[Exercise directions]: Show each line that has the string "nwith" in it.

[Rows]:
------------------------

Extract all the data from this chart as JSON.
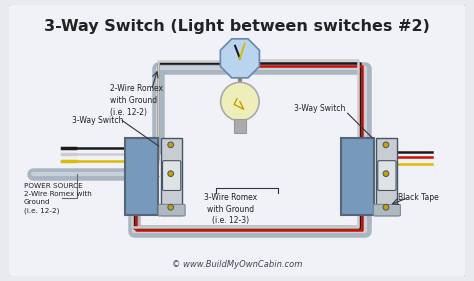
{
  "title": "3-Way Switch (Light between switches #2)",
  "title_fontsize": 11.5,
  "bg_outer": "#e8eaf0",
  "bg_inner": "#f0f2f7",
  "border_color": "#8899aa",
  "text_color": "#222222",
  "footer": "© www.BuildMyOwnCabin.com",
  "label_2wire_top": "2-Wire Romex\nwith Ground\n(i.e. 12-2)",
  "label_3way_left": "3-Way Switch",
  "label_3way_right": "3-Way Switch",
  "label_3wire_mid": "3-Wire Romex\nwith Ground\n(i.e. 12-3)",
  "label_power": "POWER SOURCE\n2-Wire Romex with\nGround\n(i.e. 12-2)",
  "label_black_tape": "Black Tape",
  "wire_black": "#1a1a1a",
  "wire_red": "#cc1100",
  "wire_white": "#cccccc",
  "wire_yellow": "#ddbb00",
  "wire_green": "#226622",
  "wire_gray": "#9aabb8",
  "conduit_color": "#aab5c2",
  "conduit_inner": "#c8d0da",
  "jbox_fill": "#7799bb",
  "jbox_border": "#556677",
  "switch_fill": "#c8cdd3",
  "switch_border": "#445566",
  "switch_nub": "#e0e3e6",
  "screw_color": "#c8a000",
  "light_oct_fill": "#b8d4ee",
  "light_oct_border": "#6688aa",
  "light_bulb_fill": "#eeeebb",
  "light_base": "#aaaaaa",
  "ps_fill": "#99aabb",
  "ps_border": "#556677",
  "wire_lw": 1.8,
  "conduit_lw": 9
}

------------------------

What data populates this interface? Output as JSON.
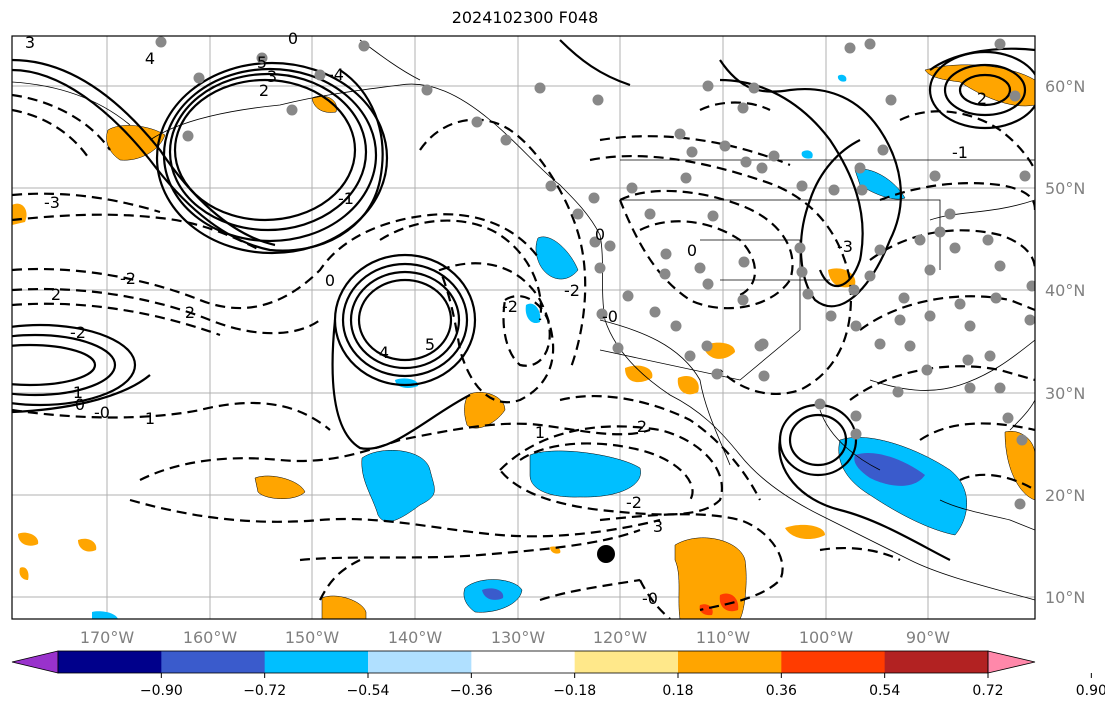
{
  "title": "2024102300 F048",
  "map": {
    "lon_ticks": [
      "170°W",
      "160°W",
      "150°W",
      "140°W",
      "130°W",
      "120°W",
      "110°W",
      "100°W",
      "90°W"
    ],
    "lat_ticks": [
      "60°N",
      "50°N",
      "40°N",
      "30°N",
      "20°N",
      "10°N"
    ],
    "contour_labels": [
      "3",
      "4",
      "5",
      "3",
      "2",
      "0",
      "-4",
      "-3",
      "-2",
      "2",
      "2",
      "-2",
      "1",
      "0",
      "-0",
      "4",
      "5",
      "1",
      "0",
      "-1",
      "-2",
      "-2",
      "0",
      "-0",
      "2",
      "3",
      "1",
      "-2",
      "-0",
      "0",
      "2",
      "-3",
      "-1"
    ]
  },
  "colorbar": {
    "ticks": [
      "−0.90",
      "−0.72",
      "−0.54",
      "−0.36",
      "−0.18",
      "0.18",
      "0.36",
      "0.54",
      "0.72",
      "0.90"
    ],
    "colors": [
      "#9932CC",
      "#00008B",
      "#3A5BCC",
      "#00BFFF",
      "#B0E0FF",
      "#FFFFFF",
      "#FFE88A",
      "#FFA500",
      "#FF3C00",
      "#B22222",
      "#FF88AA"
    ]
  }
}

------------------------

[Expected output]:
  "label_2wire_top": "2-Wire Romex\nwith Ground\n(i.e. 12-2)",
  "label_3wire_mid": "3-Wire Romex\nwith Ground\n(i.e. 12-3)",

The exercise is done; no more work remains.